Written request :: Extract every line from the records below that contains the word "name".

○ ○ ○ ○ ○ ○ ○

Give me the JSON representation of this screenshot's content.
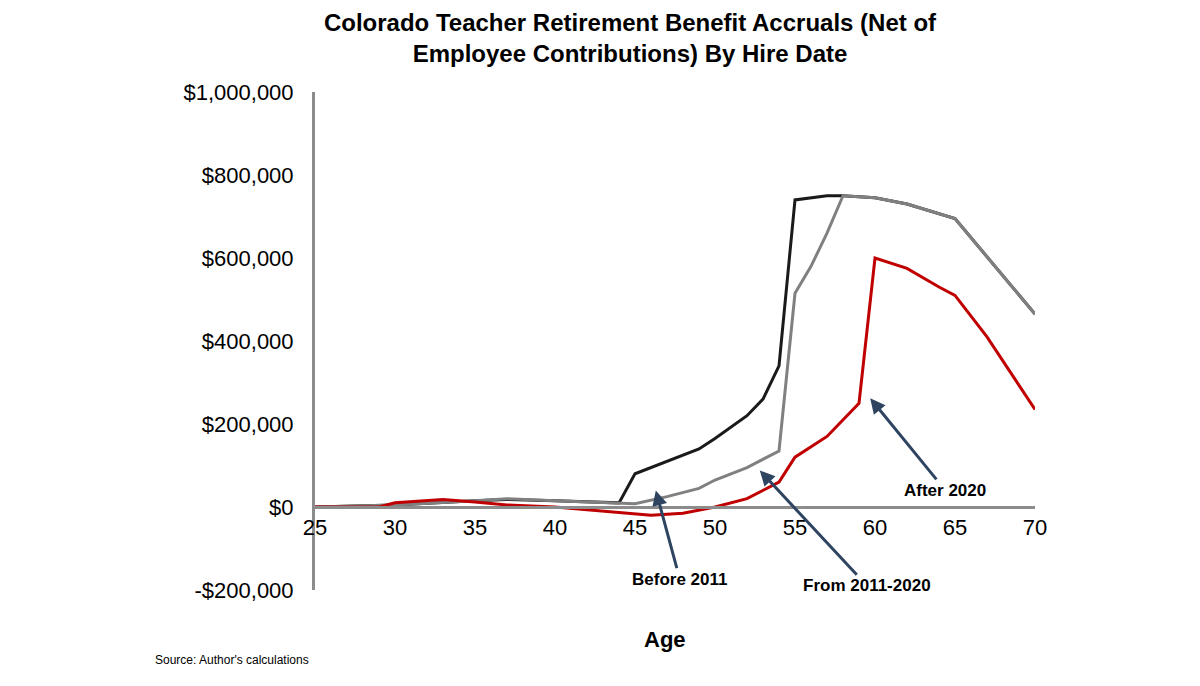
{
  "chart_data": {
    "type": "line",
    "title": "Colorado Teacher Retirement Benefit Accruals (Net of\nEmployee Contributions) By Hire Date",
    "x_label": "Age",
    "source": "Source: Author's calculations",
    "grid": false,
    "xlim": [
      25,
      70
    ],
    "xticks": [
      25,
      30,
      35,
      40,
      45,
      50,
      55,
      60,
      65,
      70
    ],
    "ylim": [
      -200000,
      1000000
    ],
    "yticks": [
      {
        "value": -200000,
        "label": "-$200,000"
      },
      {
        "value": 0,
        "label": "$0"
      },
      {
        "value": 200000,
        "label": "$200,000"
      },
      {
        "value": 400000,
        "label": "$400,000"
      },
      {
        "value": 600000,
        "label": "$600,000"
      },
      {
        "value": 800000,
        "label": "$800,000"
      },
      {
        "value": 1000000,
        "label": "$1,000,000"
      }
    ],
    "series": [
      {
        "name": "Before 2011",
        "color": "#1a1a1a",
        "x": [
          25,
          30,
          35,
          37,
          40,
          44,
          45,
          47,
          49,
          50,
          52,
          53,
          54,
          55,
          57,
          58,
          60,
          62,
          65,
          70
        ],
        "values": [
          0,
          5000,
          15000,
          18000,
          15000,
          10000,
          80000,
          110000,
          140000,
          165000,
          220000,
          260000,
          340000,
          740000,
          750000,
          750000,
          745000,
          730000,
          695000,
          465000
        ]
      },
      {
        "name": "From 2011-2020",
        "color": "#808080",
        "x": [
          25,
          30,
          35,
          37,
          40,
          44,
          45,
          47,
          49,
          50,
          52,
          54,
          55,
          56,
          57,
          58,
          60,
          62,
          65,
          70
        ],
        "values": [
          0,
          5000,
          15000,
          20000,
          15000,
          10000,
          8000,
          25000,
          45000,
          65000,
          95000,
          135000,
          515000,
          580000,
          660000,
          750000,
          745000,
          730000,
          695000,
          465000
        ]
      },
      {
        "name": "After 2020",
        "color": "#c00000",
        "x": [
          25,
          29,
          30,
          33,
          35,
          37,
          40,
          43,
          46,
          48,
          50,
          52,
          54,
          55,
          57,
          59,
          60,
          62,
          64,
          65,
          67,
          70
        ],
        "values": [
          0,
          0,
          10000,
          18000,
          12000,
          5000,
          0,
          -10000,
          -20000,
          -15000,
          0,
          20000,
          60000,
          120000,
          170000,
          250000,
          600000,
          575000,
          530000,
          510000,
          410000,
          235000
        ]
      }
    ]
  }
}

○ ○ ○ ○ ○ ○ ○

Answer to the exercise ::
        "name": "Before 2011",
        "name": "From 2011-2020",
        "name": "After 2020",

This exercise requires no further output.